• **Fragment źródłowy**:
________________________
A może 1.6 GSI zamiast 1.6 GLI?

  
Sortuj wg daty:
rosnąco malejąco
No właśnie. Pisałem niedawno bo przekładce 1.4 w miejsce 1.6 GLI. Z racji tego, że jest przy tym sporo rzeźby, odpuściłem.
Na Allegro wyszukałem cały kompletny silnik wraz z osprzętem 1.6 GSI. Moje pytanie: co muszę zmienić aby cieszyć się 85KM pod maską?
  
 
pompę paliwa i przewody pod maską, wiązkę, filtr powietrza.


-----------------
"Nigdy mnie nie zawiódł, nie zdradził ani raz.
To wspaniała jest maszyna, choć ma już ze 40 lat.
Fiacior mój to jest to, kocham go..."
  
 
jezeli juz to ja bym zalozyl gaznik.bedziesz mial 88km.z gsi tez jest duzo problemu.
do gaznika musisz podmienic kolektor ssacy,i z linka pokombinowac od gazu.wywal katalizator i masz 88.
mialem 1,6 na gazniku i byl prawie jak 1,4.
  
 
PAWELDOBRA: mam rozumieć że mówisz o silniku 1.6 GSI + Gaźnik z GLE/SLE?
  
 
Cytat:
2007-11-09 17:15:41, mokele pisze:
PAWELDOBRA: mam rozumieć że mówisz o silniku 1.6 GSI + Gaźnik z GLE/SLE?


Raczej chyba o GLI z osprzętem GLE. Nie wiem jaki rocznik tego GLI, w nowszych będzie problem napędem pompy i aparatu zapłonowego. Na przeglądzie też może być problem (spaliny) Z GSI w takiej konfiguracji to możesz kolektor wydechowy najwyżej dać.
  
 
z napedem pompy to nie ma za bardzo problemu.do gaznika mozna zostawic pompe elektryczna i tez bedzie chodzic.a co do napedu aparatu to nie wiem czy jest prztstosowany.byc moze ze tak.a byc moze ze tylko niektore.
ale jezeli masz dobry motor,to polecam taka przerobke.dobrze wyregulowany gaznik,zaplon,i czujesz te 88km.
mialem 2 gaznikowce i teraz jak jade z kumplem gli to tak sie czuje jak by mial zaciagniety hamulec reczny,a on sie zachwyca jak jego poldek idzie.haha z czym do ludzi.
  
 
Cytat:
2007-11-09 19:44:53, paweldobra pisze:
z napedem pompy to nie ma za bardzo problemu.do gaznika mozna zostawic pompe elektryczna


Pewnie, ale to już rzeżba, poza tym nie wiem jakie są ceny, pompa do GLE to kwestia 30-50 zł (nówka w sklepie) Ceny na szrocie pomijam, a elektyczna raczej więcej. Fakt, że GLE (sprawnemu) może najwyżej podskoczyć GSI i to nie zawsze.
________________________
• **Udostępnione dane**:
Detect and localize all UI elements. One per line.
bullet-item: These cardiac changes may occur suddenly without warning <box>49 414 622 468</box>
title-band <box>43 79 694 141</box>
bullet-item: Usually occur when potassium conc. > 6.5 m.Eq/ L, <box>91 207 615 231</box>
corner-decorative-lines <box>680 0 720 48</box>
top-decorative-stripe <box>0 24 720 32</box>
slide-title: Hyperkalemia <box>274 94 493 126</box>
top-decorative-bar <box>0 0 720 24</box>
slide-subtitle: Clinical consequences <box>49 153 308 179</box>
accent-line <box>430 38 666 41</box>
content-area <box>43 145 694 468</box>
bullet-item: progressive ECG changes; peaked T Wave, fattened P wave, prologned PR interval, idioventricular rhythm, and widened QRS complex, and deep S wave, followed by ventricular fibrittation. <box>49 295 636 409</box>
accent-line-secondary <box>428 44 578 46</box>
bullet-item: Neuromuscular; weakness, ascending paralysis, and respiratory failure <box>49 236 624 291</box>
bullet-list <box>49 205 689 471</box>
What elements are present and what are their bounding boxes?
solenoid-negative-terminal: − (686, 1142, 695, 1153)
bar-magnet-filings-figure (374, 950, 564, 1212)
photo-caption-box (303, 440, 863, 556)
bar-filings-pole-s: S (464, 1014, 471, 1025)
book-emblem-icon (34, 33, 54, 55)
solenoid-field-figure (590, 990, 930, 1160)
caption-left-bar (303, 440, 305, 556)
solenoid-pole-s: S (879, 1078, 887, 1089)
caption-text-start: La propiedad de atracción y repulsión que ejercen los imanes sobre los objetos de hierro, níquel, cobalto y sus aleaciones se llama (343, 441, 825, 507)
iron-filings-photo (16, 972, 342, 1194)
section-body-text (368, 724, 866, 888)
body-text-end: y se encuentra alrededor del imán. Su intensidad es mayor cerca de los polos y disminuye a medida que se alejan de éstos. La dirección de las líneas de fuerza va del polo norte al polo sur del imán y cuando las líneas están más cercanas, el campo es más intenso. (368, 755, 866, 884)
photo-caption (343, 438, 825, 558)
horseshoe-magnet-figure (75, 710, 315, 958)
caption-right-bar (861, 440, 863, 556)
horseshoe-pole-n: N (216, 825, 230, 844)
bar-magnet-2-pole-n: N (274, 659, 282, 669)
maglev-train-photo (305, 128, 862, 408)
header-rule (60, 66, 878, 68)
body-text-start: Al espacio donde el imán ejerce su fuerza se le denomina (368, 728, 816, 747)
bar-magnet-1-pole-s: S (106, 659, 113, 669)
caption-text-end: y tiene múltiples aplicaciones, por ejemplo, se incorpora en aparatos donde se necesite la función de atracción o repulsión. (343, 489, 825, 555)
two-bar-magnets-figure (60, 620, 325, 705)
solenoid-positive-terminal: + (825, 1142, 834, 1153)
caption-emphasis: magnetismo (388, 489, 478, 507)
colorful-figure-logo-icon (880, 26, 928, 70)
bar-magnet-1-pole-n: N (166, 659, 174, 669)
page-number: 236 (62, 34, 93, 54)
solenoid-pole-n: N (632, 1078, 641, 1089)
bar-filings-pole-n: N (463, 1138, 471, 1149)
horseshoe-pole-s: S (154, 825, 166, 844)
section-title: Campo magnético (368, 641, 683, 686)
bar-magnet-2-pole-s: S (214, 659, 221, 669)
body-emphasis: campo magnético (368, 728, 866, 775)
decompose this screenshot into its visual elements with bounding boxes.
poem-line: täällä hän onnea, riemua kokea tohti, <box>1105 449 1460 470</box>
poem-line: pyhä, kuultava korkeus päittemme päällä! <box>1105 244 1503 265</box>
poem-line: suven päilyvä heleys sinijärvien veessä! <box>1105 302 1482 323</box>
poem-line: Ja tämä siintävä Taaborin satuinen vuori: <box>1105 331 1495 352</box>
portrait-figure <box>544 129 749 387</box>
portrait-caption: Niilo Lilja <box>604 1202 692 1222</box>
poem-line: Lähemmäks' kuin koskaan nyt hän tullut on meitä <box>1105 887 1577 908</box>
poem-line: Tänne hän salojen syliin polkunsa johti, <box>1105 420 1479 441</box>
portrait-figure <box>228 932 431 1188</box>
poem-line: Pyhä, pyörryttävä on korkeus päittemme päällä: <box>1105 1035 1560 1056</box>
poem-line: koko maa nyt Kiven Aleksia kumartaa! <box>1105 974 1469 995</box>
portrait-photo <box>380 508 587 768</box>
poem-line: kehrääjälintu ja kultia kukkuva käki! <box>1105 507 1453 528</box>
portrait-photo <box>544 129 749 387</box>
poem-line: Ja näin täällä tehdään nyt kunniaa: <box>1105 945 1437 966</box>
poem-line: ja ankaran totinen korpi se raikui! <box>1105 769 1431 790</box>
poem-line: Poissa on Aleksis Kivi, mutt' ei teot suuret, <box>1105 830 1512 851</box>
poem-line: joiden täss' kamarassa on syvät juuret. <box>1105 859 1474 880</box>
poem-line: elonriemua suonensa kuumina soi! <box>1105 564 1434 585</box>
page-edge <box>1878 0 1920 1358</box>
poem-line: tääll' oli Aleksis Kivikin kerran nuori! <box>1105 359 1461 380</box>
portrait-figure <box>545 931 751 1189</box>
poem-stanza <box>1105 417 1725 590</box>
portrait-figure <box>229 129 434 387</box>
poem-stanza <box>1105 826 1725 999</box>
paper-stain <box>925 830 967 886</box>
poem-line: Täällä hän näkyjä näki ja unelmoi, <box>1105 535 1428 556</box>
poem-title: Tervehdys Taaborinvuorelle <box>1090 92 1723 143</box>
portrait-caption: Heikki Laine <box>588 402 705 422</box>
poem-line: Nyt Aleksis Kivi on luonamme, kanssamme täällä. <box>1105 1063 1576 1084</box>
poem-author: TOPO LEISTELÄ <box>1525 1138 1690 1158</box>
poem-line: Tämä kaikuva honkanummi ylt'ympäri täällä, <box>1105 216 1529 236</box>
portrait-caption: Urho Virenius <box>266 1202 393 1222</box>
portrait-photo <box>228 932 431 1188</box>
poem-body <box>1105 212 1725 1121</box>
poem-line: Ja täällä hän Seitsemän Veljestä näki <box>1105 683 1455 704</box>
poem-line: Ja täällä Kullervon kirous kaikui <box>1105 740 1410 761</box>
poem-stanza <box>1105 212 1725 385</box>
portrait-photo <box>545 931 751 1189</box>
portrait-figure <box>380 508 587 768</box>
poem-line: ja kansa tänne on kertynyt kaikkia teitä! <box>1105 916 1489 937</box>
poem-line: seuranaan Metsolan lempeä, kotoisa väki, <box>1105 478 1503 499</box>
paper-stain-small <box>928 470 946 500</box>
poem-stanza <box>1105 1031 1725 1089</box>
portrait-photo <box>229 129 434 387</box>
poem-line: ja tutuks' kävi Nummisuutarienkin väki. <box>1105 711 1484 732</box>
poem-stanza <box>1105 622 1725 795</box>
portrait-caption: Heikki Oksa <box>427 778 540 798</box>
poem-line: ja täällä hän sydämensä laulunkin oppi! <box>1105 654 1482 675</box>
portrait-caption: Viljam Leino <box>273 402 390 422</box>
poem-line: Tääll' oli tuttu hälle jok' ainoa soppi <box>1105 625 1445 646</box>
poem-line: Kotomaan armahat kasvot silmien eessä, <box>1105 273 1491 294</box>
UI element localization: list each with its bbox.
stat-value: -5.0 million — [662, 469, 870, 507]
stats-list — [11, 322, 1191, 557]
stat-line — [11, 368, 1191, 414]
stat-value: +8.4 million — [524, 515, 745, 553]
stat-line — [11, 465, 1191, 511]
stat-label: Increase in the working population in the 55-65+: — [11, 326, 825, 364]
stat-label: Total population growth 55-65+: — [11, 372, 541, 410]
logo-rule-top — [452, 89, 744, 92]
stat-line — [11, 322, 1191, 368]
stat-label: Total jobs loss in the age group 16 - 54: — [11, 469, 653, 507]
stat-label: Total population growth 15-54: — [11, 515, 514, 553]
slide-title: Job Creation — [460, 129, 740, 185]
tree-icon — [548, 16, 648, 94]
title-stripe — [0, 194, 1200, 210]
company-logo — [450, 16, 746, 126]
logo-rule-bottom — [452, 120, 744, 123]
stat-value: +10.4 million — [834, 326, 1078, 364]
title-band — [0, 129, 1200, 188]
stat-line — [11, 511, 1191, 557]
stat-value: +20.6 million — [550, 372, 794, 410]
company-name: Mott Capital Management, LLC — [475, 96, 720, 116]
________________________
• **Zadania do wykonania**:
A – Ile według fragmentu źródłowego kosztuje nowa pompa do GLE kupiona w sklepie?
B – Skopiuj z fragmentu źródłowego dokładnie odcinek od słów „Fiacior mój to” aż po słowa „prawie jak 1,4.”.

• **Rozwiązania poniżej**:
A – Od 30 do 50 zł.

B –
Fiacior mój to jest to, kocham go..."
  
 
jezeli juz to ja bym zalozyl gaznik.bedziesz mial 88km.z gsi tez jest duzo problemu.
do gaznika musisz podmienic kolektor ssacy,i z linka pokombinowac od gazu.wywal katalizator i masz 88.
mialem 1,6 na gazniku i byl prawie jak 1,4.